The problem
Below is a block of data; give all of it again word for word.

---------------

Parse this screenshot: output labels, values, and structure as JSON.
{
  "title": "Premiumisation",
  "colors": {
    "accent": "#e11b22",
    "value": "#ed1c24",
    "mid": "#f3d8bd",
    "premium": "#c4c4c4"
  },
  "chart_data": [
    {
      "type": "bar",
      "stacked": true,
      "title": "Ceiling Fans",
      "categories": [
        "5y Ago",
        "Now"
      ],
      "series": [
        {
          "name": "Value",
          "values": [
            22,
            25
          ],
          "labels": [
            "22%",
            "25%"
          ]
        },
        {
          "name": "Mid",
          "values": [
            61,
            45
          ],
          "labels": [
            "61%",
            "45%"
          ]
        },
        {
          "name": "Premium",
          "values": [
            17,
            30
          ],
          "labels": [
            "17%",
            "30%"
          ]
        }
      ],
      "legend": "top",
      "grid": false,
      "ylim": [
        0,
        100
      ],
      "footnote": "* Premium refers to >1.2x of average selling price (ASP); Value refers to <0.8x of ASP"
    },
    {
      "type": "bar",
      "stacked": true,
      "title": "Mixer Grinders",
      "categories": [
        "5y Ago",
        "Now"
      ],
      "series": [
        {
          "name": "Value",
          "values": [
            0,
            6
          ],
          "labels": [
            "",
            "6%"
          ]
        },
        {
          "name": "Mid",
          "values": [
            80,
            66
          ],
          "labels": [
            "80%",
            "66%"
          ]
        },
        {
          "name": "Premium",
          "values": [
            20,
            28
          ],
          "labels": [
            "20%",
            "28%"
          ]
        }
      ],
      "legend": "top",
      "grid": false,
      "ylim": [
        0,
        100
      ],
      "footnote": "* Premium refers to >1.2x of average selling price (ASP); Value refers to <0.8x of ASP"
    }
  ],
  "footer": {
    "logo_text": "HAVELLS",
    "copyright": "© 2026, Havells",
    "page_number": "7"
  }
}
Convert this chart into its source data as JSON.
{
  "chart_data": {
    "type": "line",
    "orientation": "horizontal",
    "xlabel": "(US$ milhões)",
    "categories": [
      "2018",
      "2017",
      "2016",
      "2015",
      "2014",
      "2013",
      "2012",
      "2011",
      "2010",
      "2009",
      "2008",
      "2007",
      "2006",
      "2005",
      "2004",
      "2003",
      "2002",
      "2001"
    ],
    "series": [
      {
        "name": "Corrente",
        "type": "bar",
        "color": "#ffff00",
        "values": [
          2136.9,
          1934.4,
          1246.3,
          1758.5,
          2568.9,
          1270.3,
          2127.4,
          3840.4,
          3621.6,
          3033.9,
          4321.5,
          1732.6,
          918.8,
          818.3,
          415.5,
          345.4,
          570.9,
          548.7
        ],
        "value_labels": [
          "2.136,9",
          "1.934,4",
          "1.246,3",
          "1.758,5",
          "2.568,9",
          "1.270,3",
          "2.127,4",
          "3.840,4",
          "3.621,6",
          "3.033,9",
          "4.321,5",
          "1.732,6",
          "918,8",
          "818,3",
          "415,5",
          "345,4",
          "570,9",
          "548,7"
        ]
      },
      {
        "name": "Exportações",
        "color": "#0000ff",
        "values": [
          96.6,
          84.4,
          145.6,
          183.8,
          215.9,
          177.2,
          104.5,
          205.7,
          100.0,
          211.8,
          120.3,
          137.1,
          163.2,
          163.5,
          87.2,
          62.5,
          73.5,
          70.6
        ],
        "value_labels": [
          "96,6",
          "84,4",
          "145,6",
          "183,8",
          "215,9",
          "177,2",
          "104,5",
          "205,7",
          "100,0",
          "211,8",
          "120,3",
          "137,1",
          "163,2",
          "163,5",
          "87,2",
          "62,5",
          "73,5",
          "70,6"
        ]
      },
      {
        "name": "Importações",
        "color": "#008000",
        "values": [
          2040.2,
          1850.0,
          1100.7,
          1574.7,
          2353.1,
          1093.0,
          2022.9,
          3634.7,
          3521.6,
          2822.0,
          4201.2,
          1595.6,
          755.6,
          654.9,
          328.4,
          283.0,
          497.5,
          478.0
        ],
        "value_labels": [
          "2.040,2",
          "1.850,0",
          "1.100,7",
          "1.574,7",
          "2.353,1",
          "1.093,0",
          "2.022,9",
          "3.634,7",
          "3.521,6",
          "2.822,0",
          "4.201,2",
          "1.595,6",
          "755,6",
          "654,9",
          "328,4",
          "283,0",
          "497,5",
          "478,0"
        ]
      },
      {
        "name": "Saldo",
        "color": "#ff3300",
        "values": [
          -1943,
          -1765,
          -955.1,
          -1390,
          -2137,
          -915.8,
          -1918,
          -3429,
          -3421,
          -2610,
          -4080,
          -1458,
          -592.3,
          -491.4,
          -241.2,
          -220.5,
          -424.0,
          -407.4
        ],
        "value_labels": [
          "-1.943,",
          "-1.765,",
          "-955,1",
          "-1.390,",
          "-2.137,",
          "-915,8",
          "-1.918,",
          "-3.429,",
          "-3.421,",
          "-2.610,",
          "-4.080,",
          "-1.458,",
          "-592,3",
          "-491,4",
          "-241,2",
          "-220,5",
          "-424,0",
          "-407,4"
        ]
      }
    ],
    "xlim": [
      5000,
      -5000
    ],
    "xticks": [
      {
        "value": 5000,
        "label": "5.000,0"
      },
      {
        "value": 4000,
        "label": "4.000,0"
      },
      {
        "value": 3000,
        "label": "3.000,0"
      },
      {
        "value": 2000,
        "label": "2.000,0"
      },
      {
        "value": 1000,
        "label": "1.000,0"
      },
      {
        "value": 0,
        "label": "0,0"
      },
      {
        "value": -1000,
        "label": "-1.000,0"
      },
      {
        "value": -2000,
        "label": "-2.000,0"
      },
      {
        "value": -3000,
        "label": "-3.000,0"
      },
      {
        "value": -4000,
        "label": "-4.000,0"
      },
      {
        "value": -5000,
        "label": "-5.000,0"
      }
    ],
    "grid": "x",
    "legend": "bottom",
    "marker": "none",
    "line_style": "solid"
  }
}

---------------

Exercise response
Parse this screenshot: output labels, values, and structure as JSON.
{
  "title": "Premiumisation",
  "colors": {
    "accent": "#e11b22",
    "value": "#ed1c24",
    "mid": "#f3d8bd",
    "premium": "#c4c4c4"
  },
  "chart_data": [
    {
      "type": "bar",
      "stacked": true,
      "title": "Ceiling Fans",
      "categories": [
        "5y Ago",
        "Now"
      ],
      "series": [
        {
          "name": "Value",
          "values": [
            22,
            25
          ],
          "labels": [
            "22%",
            "25%"
          ]
        },
        {
          "name": "Mid",
          "values": [
            61,
            45
          ],
          "labels": [
            "61%",
            "45%"
          ]
        },
        {
          "name": "Premium",
          "values": [
            17,
            30
          ],
          "labels": [
            "17%",
            "30%"
          ]
        }
      ],
      "legend": "top",
      "grid": false,
      "ylim": [
        0,
        100
      ],
      "footnote": "* Premium refers to >1.2x of average selling price (ASP); Value refers to <0.8x of ASP"
    },
    {
      "type": "bar",
      "stacked": true,
      "title": "Mixer Grinders",
      "categories": [
        "5y Ago",
        "Now"
      ],
      "series": [
        {
          "name": "Value",
          "values": [
            0,
            6
          ],
          "labels": [
            "",
            "6%"
          ]
        },
        {
          "name": "Mid",
          "values": [
            80,
            66
          ],
          "labels": [
            "80%",
            "66%"
          ]
        },
        {
          "name": "Premium",
          "values": [
            20,
            28
          ],
          "labels": [
            "20%",
            "28%"
          ]
        }
      ],
      "legend": "top",
      "grid": false,
      "ylim": [
        0,
        100
      ],
      "footnote": "* Premium refers to >1.2x of average selling price (ASP); Value refers to <0.8x of ASP"
    }
  ],
  "footer": {
    "logo_text": "HAVELLS",
    "copyright": "© 2026, Havells",
    "page_number": "7"
  }
}
Convert this chart into its source data as JSON.
{
  "chart_data": {
    "type": "line",
    "orientation": "horizontal",
    "xlabel": "(US$ milhões)",
    "categories": [
      "2018",
      "2017",
      "2016",
      "2015",
      "2014",
      "2013",
      "2012",
      "2011",
      "2010",
      "2009",
      "2008",
      "2007",
      "2006",
      "2005",
      "2004",
      "2003",
      "2002",
      "2001"
    ],
    "series": [
      {
        "name": "Corrente",
        "type": "bar",
        "color": "#ffff00",
        "values": [
          2136.9,
          1934.4,
          1246.3,
          1758.5,
          2568.9,
          1270.3,
          2127.4,
          3840.4,
          3621.6,
          3033.9,
          4321.5,
          1732.6,
          918.8,
          818.3,
          415.5,
          345.4,
          570.9,
          548.7
        ],
        "value_labels": [
          "2.136,9",
          "1.934,4",
          "1.246,3",
          "1.758,5",
          "2.568,9",
          "1.270,3",
          "2.127,4",
          "3.840,4",
          "3.621,6",
          "3.033,9",
          "4.321,5",
          "1.732,6",
          "918,8",
          "818,3",
          "415,5",
          "345,4",
          "570,9",
          "548,7"
        ]
      },
      {
        "name": "Exportações",
        "color": "#0000ff",
        "values": [
          96.6,
          84.4,
          145.6,
          183.8,
          215.9,
          177.2,
          104.5,
          205.7,
          100.0,
          211.8,
          120.3,
          137.1,
          163.2,
          163.5,
          87.2,
          62.5,
          73.5,
          70.6
        ],
        "value_labels": [
          "96,6",
          "84,4",
          "145,6",
          "183,8",
          "215,9",
          "177,2",
          "104,5",
          "205,7",
          "100,0",
          "211,8",
          "120,3",
          "137,1",
          "163,2",
          "163,5",
          "87,2",
          "62,5",
          "73,5",
          "70,6"
        ]
      },
      {
        "name": "Importações",
        "color": "#008000",
        "values": [
          2040.2,
          1850.0,
          1100.7,
          1574.7,
          2353.1,
          1093.0,
          2022.9,
          3634.7,
          3521.6,
          2822.0,
          4201.2,
          1595.6,
          755.6,
          654.9,
          328.4,
          283.0,
          497.5,
          478.0
        ],
        "value_labels": [
          "2.040,2",
          "1.850,0",
          "1.100,7",
          "1.574,7",
          "2.353,1",
          "1.093,0",
          "2.022,9",
          "3.634,7",
          "3.521,6",
          "2.822,0",
          "4.201,2",
          "1.595,6",
          "755,6",
          "654,9",
          "328,4",
          "283,0",
          "497,5",
          "478,0"
        ]
      },
      {
        "name": "Saldo",
        "color": "#ff3300",
        "values": [
          -1943,
          -1765,
          -955.1,
          -1390,
          -2137,
          -915.8,
          -1918,
          -3429,
          -3421,
          -2610,
          -4080,
          -1458,
          -592.3,
          -491.4,
          -241.2,
          -220.5,
          -424.0,
          -407.4
        ],
        "value_labels": [
          "-1.943,",
          "-1.765,",
          "-955,1",
          "-1.390,",
          "-2.137,",
          "-915,8",
          "-1.918,",
          "-3.429,",
          "-3.421,",
          "-2.610,",
          "-4.080,",
          "-1.458,",
          "-592,3",
          "-491,4",
          "-241,2",
          "-220,5",
          "-424,0",
          "-407,4"
        ]
      }
    ],
    "xlim": [
      5000,
      -5000
    ],
    "xticks": [
      {
        "value": 5000,
        "label": "5.000,0"
      },
      {
        "value": 4000,
        "label": "4.000,0"
      },
      {
        "value": 3000,
        "label": "3.000,0"
      },
      {
        "value": 2000,
        "label": "2.000,0"
      },
      {
        "value": 1000,
        "label": "1.000,0"
      },
      {
        "value": 0,
        "label": "0,0"
      },
      {
        "value": -1000,
        "label": "-1.000,0"
      },
      {
        "value": -2000,
        "label": "-2.000,0"
      },
      {
        "value": -3000,
        "label": "-3.000,0"
      },
      {
        "value": -4000,
        "label": "-4.000,0"
      },
      {
        "value": -5000,
        "label": "-5.000,0"
      }
    ],
    "grid": "x",
    "legend": "bottom",
    "marker": "none",
    "line_style": "solid"
  }
}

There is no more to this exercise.